• [Your objective]:
All lines from the one with "Enumerate this screenshot's" to the end need to be copied exactly, with nothing before them.
↓↓↓
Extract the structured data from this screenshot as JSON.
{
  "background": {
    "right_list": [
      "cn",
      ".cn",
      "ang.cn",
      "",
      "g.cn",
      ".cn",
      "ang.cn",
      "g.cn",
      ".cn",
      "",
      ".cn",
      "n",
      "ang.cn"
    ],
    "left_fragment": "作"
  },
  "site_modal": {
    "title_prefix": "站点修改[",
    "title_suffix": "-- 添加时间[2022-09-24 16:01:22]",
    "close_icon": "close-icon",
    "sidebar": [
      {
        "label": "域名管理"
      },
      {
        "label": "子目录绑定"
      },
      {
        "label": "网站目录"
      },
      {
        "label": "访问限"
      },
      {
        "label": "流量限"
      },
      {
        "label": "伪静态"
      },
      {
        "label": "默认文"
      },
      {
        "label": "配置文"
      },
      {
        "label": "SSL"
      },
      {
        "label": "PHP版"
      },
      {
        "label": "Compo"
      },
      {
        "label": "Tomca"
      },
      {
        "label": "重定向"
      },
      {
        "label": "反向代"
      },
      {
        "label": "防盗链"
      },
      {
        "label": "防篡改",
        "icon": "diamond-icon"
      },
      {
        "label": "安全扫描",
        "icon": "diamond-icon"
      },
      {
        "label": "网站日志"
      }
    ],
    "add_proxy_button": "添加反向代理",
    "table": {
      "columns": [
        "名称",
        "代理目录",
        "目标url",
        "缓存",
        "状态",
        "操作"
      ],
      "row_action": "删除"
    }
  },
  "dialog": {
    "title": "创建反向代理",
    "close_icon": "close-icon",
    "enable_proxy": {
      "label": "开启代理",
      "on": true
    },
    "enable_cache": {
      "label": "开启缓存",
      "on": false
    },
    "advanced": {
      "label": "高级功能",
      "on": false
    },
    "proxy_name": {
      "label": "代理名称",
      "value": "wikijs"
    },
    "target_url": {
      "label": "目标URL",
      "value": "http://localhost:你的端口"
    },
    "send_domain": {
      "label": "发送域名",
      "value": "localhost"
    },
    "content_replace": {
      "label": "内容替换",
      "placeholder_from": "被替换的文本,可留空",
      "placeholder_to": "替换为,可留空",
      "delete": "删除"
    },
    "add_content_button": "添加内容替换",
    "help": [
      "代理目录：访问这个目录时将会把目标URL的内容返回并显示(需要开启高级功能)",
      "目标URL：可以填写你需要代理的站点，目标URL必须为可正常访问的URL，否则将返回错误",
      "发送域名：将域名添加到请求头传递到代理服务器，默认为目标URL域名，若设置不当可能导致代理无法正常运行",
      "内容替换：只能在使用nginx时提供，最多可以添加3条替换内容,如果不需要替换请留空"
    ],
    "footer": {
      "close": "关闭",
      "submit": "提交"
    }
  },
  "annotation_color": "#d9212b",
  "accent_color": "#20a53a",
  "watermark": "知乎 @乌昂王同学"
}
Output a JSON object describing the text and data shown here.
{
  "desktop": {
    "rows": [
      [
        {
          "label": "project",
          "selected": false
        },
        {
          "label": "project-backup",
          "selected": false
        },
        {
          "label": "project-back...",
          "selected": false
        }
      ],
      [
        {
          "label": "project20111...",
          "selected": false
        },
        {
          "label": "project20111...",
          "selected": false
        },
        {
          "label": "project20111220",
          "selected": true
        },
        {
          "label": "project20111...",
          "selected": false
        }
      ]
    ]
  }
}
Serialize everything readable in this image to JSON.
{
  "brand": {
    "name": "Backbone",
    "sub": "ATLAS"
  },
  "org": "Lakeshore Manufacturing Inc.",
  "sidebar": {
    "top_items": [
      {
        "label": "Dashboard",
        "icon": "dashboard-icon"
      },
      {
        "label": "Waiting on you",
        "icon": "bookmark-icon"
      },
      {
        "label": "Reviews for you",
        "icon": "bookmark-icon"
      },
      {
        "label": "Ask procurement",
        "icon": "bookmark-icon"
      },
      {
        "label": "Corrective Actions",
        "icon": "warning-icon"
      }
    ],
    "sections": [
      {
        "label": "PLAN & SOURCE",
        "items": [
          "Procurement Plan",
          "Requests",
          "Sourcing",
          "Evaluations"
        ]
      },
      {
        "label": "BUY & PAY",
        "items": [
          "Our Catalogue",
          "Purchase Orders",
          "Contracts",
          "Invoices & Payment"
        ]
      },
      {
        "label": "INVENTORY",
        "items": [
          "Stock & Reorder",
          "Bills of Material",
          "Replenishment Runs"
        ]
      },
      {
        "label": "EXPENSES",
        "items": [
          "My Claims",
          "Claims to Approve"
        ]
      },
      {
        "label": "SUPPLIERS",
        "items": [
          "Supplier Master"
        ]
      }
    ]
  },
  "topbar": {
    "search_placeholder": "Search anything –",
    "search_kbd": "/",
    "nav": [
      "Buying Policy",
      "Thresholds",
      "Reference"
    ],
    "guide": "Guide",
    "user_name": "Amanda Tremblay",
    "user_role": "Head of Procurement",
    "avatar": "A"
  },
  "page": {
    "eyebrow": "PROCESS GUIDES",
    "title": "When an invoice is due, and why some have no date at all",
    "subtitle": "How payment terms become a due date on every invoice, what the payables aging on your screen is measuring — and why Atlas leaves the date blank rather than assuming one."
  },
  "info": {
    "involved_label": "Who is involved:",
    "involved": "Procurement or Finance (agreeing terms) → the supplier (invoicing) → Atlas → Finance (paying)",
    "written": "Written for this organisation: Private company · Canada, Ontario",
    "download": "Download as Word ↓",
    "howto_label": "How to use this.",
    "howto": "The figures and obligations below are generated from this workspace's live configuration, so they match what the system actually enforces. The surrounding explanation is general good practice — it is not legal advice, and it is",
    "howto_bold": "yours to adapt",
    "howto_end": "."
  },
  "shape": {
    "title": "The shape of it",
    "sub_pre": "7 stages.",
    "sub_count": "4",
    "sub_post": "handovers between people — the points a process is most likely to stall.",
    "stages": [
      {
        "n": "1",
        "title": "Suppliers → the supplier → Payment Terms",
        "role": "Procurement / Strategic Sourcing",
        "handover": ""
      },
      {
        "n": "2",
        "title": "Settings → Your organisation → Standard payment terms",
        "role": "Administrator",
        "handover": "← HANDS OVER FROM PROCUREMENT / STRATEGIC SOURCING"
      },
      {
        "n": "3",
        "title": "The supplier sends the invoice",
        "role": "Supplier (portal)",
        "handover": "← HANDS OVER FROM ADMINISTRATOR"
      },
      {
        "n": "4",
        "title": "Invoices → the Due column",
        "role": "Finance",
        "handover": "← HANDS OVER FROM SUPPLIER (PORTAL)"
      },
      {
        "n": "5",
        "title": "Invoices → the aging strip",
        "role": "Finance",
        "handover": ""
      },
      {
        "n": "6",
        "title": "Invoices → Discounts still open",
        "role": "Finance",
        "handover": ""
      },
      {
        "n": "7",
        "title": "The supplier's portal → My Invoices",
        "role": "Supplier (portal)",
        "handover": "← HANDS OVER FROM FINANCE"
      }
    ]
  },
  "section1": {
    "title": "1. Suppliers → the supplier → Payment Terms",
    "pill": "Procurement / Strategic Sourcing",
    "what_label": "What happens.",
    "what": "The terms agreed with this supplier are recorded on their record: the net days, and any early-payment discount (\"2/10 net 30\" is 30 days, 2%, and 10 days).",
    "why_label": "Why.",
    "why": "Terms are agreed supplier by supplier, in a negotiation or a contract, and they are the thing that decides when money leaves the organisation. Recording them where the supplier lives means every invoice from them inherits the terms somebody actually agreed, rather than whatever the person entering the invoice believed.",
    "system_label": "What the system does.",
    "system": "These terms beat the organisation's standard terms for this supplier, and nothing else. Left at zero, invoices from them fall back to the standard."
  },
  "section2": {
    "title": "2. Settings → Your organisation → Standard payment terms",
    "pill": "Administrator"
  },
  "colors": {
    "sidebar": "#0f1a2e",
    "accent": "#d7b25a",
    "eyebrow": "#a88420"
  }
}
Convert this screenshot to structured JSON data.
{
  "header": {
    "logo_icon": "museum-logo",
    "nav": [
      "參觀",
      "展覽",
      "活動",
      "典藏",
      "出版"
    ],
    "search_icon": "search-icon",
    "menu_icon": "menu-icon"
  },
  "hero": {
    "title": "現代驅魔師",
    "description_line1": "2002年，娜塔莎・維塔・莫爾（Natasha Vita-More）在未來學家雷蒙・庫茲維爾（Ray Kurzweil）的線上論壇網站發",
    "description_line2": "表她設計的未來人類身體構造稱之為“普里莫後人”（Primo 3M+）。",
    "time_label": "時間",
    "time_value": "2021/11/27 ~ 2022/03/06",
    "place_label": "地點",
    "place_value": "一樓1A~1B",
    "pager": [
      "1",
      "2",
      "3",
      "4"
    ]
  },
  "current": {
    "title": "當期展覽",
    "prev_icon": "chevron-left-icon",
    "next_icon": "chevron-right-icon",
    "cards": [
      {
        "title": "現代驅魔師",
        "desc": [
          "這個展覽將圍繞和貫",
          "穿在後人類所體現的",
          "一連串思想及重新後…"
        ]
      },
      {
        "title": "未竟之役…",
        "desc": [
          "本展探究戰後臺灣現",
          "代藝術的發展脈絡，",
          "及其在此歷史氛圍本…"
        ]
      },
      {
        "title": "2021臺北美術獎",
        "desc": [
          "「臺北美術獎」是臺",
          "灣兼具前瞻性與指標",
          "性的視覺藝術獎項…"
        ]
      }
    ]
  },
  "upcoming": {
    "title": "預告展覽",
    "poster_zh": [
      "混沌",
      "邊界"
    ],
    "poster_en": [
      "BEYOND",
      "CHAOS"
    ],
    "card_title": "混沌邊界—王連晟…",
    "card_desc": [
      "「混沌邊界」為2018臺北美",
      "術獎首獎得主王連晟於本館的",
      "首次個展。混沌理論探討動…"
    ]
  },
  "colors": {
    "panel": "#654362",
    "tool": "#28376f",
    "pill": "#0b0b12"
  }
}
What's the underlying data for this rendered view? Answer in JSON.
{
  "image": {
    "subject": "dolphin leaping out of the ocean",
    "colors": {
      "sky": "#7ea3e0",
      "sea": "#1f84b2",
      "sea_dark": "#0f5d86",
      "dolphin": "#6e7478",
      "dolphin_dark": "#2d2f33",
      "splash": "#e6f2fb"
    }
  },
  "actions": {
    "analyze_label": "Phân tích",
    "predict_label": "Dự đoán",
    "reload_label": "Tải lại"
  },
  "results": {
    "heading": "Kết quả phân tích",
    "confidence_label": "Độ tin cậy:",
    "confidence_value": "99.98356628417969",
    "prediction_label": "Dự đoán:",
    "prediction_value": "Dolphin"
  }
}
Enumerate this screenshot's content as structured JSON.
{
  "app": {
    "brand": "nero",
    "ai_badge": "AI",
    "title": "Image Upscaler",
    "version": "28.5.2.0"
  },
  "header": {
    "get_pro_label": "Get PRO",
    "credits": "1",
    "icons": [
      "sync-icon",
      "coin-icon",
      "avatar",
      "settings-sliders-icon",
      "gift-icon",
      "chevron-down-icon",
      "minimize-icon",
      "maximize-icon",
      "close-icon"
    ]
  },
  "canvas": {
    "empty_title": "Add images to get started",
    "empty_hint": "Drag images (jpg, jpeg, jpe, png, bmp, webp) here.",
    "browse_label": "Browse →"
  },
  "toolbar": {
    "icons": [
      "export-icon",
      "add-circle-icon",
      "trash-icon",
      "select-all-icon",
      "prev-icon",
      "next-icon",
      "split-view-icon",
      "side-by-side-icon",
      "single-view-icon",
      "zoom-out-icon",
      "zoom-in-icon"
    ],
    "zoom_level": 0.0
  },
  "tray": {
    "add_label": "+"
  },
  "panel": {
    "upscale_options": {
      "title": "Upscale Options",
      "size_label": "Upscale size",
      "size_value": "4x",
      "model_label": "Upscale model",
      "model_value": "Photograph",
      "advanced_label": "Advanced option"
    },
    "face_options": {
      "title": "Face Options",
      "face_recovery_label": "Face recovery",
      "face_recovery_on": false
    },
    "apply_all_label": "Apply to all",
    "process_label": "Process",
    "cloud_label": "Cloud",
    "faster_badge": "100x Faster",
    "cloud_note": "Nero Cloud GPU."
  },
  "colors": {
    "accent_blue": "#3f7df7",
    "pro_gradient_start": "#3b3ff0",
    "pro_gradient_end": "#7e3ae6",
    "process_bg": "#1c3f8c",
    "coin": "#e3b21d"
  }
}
↑↑↑
• [Answer to the problem]:
Enumerate this screenshot's content as structured JSON.
{
  "app": {
    "brand": "nero",
    "ai_badge": "AI",
    "title": "Image Upscaler",
    "version": "28.5.2.0"
  },
  "header": {
    "get_pro_label": "Get PRO",
    "credits": "1",
    "icons": [
      "sync-icon",
      "coin-icon",
      "avatar",
      "settings-sliders-icon",
      "gift-icon",
      "chevron-down-icon",
      "minimize-icon",
      "maximize-icon",
      "close-icon"
    ]
  },
  "canvas": {
    "empty_title": "Add images to get started",
    "empty_hint": "Drag images (jpg, jpeg, jpe, png, bmp, webp) here.",
    "browse_label": "Browse →"
  },
  "toolbar": {
    "icons": [
      "export-icon",
      "add-circle-icon",
      "trash-icon",
      "select-all-icon",
      "prev-icon",
      "next-icon",
      "split-view-icon",
      "side-by-side-icon",
      "single-view-icon",
      "zoom-out-icon",
      "zoom-in-icon"
    ],
    "zoom_level": 0.0
  },
  "tray": {
    "add_label": "+"
  },
  "panel": {
    "upscale_options": {
      "title": "Upscale Options",
      "size_label": "Upscale size",
      "size_value": "4x",
      "model_label": "Upscale model",
      "model_value": "Photograph",
      "advanced_label": "Advanced option"
    },
    "face_options": {
      "title": "Face Options",
      "face_recovery_label": "Face recovery",
      "face_recovery_on": false
    },
    "apply_all_label": "Apply to all",
    "process_label": "Process",
    "cloud_label": "Cloud",
    "faster_badge": "100x Faster",
    "cloud_note": "Nero Cloud GPU."
  },
  "colors": {
    "accent_blue": "#3f7df7",
    "pro_gradient_start": "#3b3ff0",
    "pro_gradient_end": "#7e3ae6",
    "process_bg": "#1c3f8c",
    "coin": "#e3b21d"
  }
}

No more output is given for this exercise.